--- START OF Data entries ---

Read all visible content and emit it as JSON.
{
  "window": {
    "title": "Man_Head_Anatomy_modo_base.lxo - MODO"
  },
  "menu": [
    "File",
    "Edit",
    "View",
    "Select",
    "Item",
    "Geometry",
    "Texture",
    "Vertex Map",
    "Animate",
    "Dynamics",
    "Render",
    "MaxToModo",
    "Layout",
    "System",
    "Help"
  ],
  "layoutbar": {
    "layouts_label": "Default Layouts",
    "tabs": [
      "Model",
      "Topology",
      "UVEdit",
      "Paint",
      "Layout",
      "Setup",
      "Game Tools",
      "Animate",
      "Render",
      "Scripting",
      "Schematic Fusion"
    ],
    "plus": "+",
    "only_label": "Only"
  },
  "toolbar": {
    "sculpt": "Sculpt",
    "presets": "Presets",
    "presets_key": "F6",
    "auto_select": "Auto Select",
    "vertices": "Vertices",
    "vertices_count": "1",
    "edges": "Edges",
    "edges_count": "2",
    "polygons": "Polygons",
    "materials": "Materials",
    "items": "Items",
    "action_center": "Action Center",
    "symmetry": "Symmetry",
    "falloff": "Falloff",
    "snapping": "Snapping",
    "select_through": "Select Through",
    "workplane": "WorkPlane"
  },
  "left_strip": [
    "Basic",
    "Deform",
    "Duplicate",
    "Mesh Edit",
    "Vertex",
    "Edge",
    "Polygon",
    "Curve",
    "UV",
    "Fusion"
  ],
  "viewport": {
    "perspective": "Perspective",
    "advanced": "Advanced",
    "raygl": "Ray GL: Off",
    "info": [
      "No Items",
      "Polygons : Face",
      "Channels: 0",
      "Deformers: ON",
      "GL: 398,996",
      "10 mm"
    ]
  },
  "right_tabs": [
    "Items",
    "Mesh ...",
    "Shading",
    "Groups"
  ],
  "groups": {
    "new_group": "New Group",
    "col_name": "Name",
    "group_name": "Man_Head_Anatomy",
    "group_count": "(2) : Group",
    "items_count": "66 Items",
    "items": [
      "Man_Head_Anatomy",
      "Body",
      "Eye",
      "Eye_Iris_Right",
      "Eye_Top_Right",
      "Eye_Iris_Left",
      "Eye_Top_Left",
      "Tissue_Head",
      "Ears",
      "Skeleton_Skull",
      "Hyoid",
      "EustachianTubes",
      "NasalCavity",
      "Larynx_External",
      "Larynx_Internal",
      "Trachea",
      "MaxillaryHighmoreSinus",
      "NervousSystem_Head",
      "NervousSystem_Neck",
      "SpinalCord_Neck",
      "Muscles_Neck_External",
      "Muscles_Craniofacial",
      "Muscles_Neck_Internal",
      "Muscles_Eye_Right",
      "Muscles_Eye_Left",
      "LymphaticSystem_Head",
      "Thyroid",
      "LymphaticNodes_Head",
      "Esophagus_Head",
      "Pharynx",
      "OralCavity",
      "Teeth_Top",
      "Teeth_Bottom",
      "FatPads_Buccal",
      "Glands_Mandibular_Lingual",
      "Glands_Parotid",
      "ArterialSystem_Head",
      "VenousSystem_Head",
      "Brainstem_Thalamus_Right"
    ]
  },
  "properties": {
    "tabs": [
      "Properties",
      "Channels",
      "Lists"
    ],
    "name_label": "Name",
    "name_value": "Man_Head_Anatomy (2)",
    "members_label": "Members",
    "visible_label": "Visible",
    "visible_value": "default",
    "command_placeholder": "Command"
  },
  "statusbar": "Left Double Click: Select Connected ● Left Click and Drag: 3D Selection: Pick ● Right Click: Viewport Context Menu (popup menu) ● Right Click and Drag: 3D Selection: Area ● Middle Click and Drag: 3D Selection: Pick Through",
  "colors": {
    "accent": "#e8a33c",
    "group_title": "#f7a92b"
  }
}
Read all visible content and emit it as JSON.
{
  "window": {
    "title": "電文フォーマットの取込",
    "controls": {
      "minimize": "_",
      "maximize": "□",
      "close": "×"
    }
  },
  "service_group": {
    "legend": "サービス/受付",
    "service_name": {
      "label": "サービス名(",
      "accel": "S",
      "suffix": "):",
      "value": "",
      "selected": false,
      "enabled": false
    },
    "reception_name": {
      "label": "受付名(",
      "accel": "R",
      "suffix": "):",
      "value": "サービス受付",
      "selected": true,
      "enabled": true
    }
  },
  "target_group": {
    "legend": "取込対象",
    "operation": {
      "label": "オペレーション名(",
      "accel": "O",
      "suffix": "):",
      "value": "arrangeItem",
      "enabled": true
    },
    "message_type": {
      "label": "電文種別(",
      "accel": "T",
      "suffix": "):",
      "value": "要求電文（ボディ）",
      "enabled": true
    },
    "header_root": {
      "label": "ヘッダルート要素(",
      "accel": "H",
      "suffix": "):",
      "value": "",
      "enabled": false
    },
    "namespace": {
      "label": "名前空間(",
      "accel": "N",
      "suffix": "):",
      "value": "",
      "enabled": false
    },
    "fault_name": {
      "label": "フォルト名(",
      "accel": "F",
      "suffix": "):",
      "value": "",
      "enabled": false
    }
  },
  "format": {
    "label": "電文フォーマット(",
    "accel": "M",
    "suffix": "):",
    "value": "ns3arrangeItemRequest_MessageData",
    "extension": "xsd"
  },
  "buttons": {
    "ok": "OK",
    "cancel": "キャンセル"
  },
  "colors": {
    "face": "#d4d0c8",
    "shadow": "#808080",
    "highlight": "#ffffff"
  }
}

--- END OF Data entries ---

- [What is being asked] Nothing in the listing may be changed; retype it all exactly.

- [Task solution]
Read all visible content and emit it as JSON.
{
  "window": {
    "title": "Man_Head_Anatomy_modo_base.lxo - MODO"
  },
  "menu": [
    "File",
    "Edit",
    "View",
    "Select",
    "Item",
    "Geometry",
    "Texture",
    "Vertex Map",
    "Animate",
    "Dynamics",
    "Render",
    "MaxToModo",
    "Layout",
    "System",
    "Help"
  ],
  "layoutbar": {
    "layouts_label": "Default Layouts",
    "tabs": [
      "Model",
      "Topology",
      "UVEdit",
      "Paint",
      "Layout",
      "Setup",
      "Game Tools",
      "Animate",
      "Render",
      "Scripting",
      "Schematic Fusion"
    ],
    "plus": "+",
    "only_label": "Only"
  },
  "toolbar": {
    "sculpt": "Sculpt",
    "presets": "Presets",
    "presets_key": "F6",
    "auto_select": "Auto Select",
    "vertices": "Vertices",
    "vertices_count": "1",
    "edges": "Edges",
    "edges_count": "2",
    "polygons": "Polygons",
    "materials": "Materials",
    "items": "Items",
    "action_center": "Action Center",
    "symmetry": "Symmetry",
    "falloff": "Falloff",
    "snapping": "Snapping",
    "select_through": "Select Through",
    "workplane": "WorkPlane"
  },
  "left_strip": [
    "Basic",
    "Deform",
    "Duplicate",
    "Mesh Edit",
    "Vertex",
    "Edge",
    "Polygon",
    "Curve",
    "UV",
    "Fusion"
  ],
  "viewport": {
    "perspective": "Perspective",
    "advanced": "Advanced",
    "raygl": "Ray GL: Off",
    "info": [
      "No Items",
      "Polygons : Face",
      "Channels: 0",
      "Deformers: ON",
      "GL: 398,996",
      "10 mm"
    ]
  },
  "right_tabs": [
    "Items",
    "Mesh ...",
    "Shading",
    "Groups"
  ],
  "groups": {
    "new_group": "New Group",
    "col_name": "Name",
    "group_name": "Man_Head_Anatomy",
    "group_count": "(2) : Group",
    "items_count": "66 Items",
    "items": [
      "Man_Head_Anatomy",
      "Body",
      "Eye",
      "Eye_Iris_Right",
      "Eye_Top_Right",
      "Eye_Iris_Left",
      "Eye_Top_Left",
      "Tissue_Head",
      "Ears",
      "Skeleton_Skull",
      "Hyoid",
      "EustachianTubes",
      "NasalCavity",
      "Larynx_External",
      "Larynx_Internal",
      "Trachea",
      "MaxillaryHighmoreSinus",
      "NervousSystem_Head",
      "NervousSystem_Neck",
      "SpinalCord_Neck",
      "Muscles_Neck_External",
      "Muscles_Craniofacial",
      "Muscles_Neck_Internal",
      "Muscles_Eye_Right",
      "Muscles_Eye_Left",
      "LymphaticSystem_Head",
      "Thyroid",
      "LymphaticNodes_Head",
      "Esophagus_Head",
      "Pharynx",
      "OralCavity",
      "Teeth_Top",
      "Teeth_Bottom",
      "FatPads_Buccal",
      "Glands_Mandibular_Lingual",
      "Glands_Parotid",
      "ArterialSystem_Head",
      "VenousSystem_Head",
      "Brainstem_Thalamus_Right"
    ]
  },
  "properties": {
    "tabs": [
      "Properties",
      "Channels",
      "Lists"
    ],
    "name_label": "Name",
    "name_value": "Man_Head_Anatomy (2)",
    "members_label": "Members",
    "visible_label": "Visible",
    "visible_value": "default",
    "command_placeholder": "Command"
  },
  "statusbar": "Left Double Click: Select Connected ● Left Click and Drag: 3D Selection: Pick ● Right Click: Viewport Context Menu (popup menu) ● Right Click and Drag: 3D Selection: Area ● Middle Click and Drag: 3D Selection: Pick Through",
  "colors": {
    "accent": "#e8a33c",
    "group_title": "#f7a92b"
  }
}
Read all visible content and emit it as JSON.
{
  "window": {
    "title": "電文フォーマットの取込",
    "controls": {
      "minimize": "_",
      "maximize": "□",
      "close": "×"
    }
  },
  "service_group": {
    "legend": "サービス/受付",
    "service_name": {
      "label": "サービス名(",
      "accel": "S",
      "suffix": "):",
      "value": "",
      "selected": false,
      "enabled": false
    },
    "reception_name": {
      "label": "受付名(",
      "accel": "R",
      "suffix": "):",
      "value": "サービス受付",
      "selected": true,
      "enabled": true
    }
  },
  "target_group": {
    "legend": "取込対象",
    "operation": {
      "label": "オペレーション名(",
      "accel": "O",
      "suffix": "):",
      "value": "arrangeItem",
      "enabled": true
    },
    "message_type": {
      "label": "電文種別(",
      "accel": "T",
      "suffix": "):",
      "value": "要求電文（ボディ）",
      "enabled": true
    },
    "header_root": {
      "label": "ヘッダルート要素(",
      "accel": "H",
      "suffix": "):",
      "value": "",
      "enabled": false
    },
    "namespace": {
      "label": "名前空間(",
      "accel": "N",
      "suffix": "):",
      "value": "",
      "enabled": false
    },
    "fault_name": {
      "label": "フォルト名(",
      "accel": "F",
      "suffix": "):",
      "value": "",
      "enabled": false
    }
  },
  "format": {
    "label": "電文フォーマット(",
    "accel": "M",
    "suffix": "):",
    "value": "ns3arrangeItemRequest_MessageData",
    "extension": "xsd"
  },
  "buttons": {
    "ok": "OK",
    "cancel": "キャンセル"
  },
  "colors": {
    "face": "#d4d0c8",
    "shadow": "#808080",
    "highlight": "#ffffff"
  }
}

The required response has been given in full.